■ **Excerpted records**
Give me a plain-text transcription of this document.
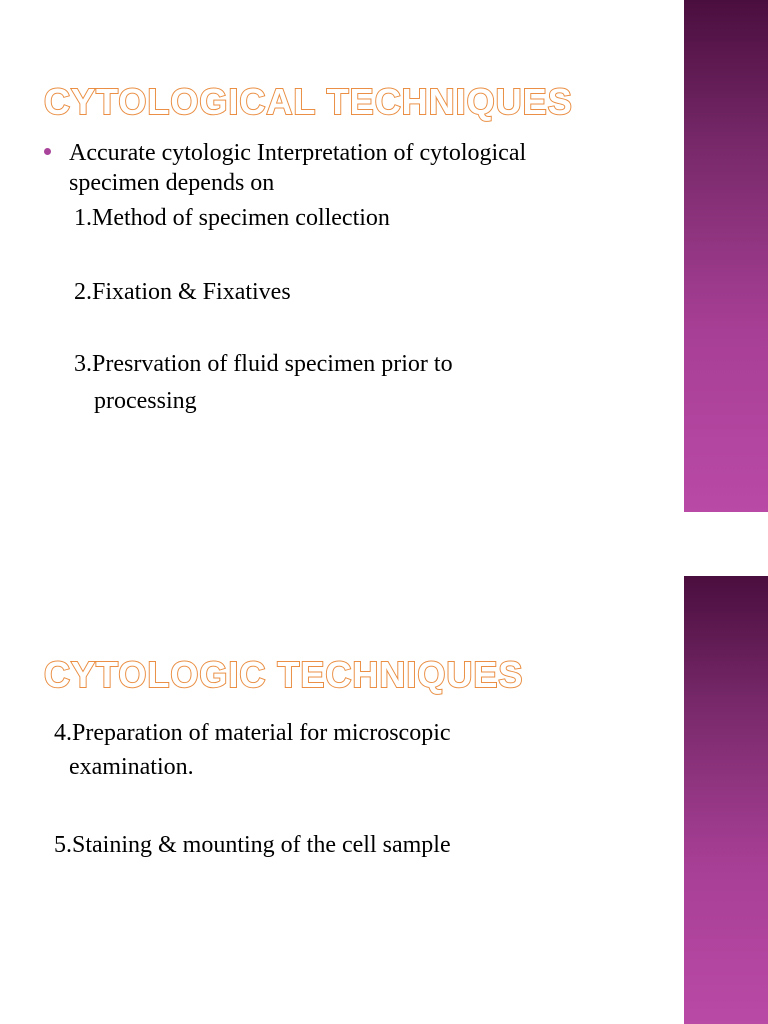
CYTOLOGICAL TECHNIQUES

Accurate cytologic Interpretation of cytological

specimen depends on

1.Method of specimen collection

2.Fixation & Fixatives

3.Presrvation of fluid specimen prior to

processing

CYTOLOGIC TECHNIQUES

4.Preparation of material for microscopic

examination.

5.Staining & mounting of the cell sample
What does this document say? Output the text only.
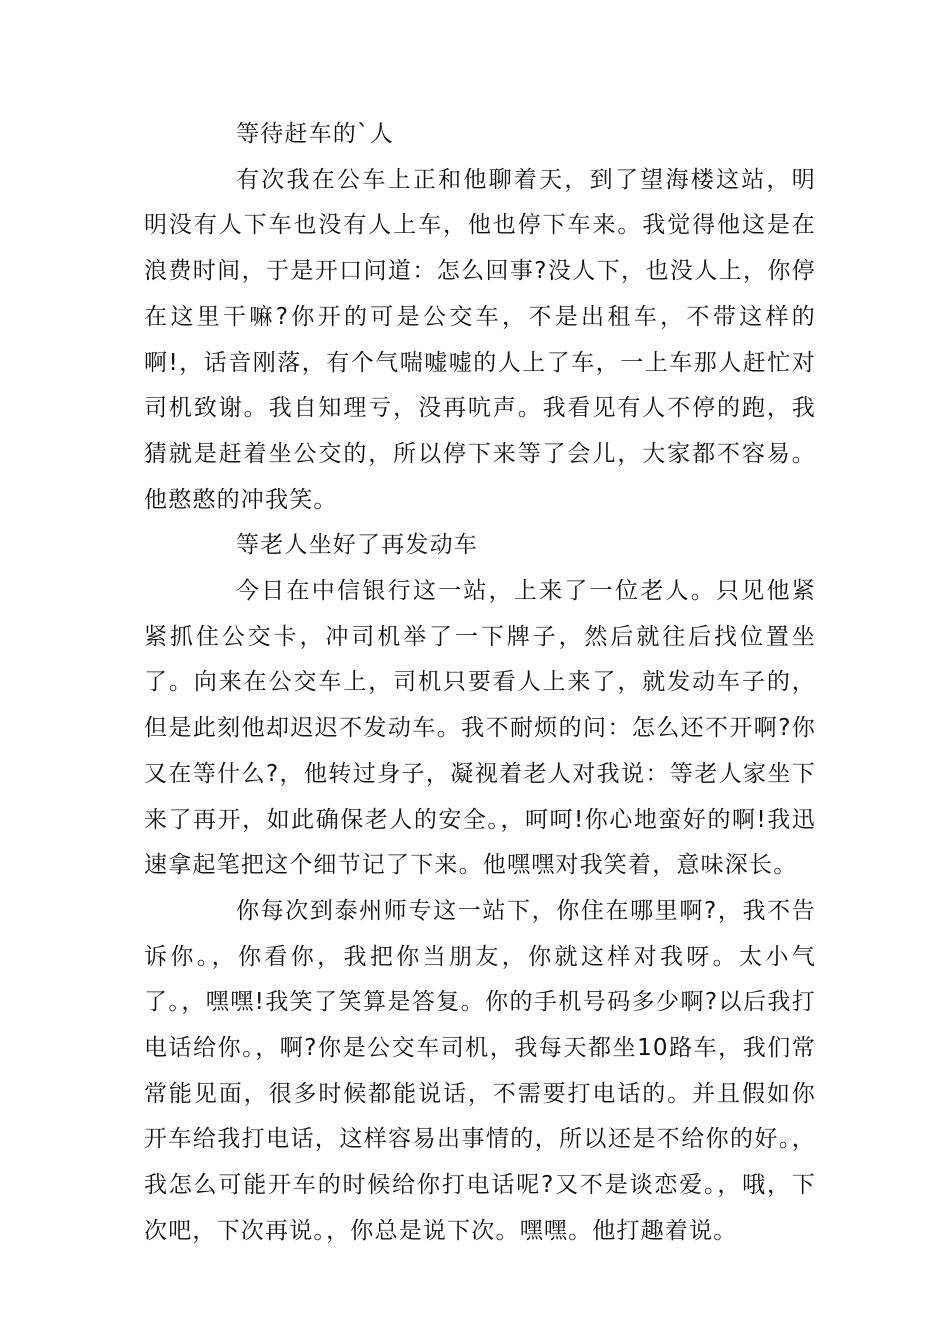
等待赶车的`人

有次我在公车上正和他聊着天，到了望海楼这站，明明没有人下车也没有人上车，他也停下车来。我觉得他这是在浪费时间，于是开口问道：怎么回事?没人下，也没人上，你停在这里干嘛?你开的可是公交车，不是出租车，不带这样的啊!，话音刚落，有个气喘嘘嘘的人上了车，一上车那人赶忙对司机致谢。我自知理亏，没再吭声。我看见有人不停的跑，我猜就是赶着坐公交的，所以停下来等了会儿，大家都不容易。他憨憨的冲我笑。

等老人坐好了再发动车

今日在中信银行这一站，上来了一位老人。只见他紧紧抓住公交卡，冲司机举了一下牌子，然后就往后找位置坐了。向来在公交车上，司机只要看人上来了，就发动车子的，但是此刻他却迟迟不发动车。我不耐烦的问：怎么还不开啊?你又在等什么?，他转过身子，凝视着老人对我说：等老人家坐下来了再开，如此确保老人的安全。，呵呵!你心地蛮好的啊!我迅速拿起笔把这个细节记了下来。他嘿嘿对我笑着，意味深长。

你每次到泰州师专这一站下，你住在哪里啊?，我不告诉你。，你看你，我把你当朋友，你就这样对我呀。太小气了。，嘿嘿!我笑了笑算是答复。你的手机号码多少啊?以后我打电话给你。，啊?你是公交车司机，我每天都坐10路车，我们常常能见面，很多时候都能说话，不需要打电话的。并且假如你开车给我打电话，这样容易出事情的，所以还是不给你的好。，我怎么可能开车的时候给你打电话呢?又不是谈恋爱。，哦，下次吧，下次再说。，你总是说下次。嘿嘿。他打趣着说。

...

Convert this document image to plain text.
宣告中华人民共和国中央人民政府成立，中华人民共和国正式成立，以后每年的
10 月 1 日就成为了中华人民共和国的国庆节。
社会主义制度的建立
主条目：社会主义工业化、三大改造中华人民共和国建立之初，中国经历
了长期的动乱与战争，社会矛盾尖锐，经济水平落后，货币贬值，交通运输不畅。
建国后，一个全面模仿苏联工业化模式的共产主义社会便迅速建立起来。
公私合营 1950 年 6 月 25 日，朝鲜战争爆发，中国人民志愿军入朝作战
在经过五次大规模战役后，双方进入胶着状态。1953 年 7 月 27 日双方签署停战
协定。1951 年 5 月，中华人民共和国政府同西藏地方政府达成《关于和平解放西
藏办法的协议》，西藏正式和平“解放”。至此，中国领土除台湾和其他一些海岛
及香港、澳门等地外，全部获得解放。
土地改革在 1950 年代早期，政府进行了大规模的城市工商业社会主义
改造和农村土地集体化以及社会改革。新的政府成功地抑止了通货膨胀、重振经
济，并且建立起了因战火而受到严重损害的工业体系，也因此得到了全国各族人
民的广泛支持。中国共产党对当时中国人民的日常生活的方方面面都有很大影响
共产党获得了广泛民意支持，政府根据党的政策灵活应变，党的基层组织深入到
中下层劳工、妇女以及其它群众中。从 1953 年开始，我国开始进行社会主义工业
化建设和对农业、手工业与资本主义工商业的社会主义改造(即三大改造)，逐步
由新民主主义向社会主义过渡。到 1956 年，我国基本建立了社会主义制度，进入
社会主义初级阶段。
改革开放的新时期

■ **What needs to be done**
Determine the number of lines in the entries above where the string "plain" appears. Answer with the number alone.

■ **Exercise answer**
2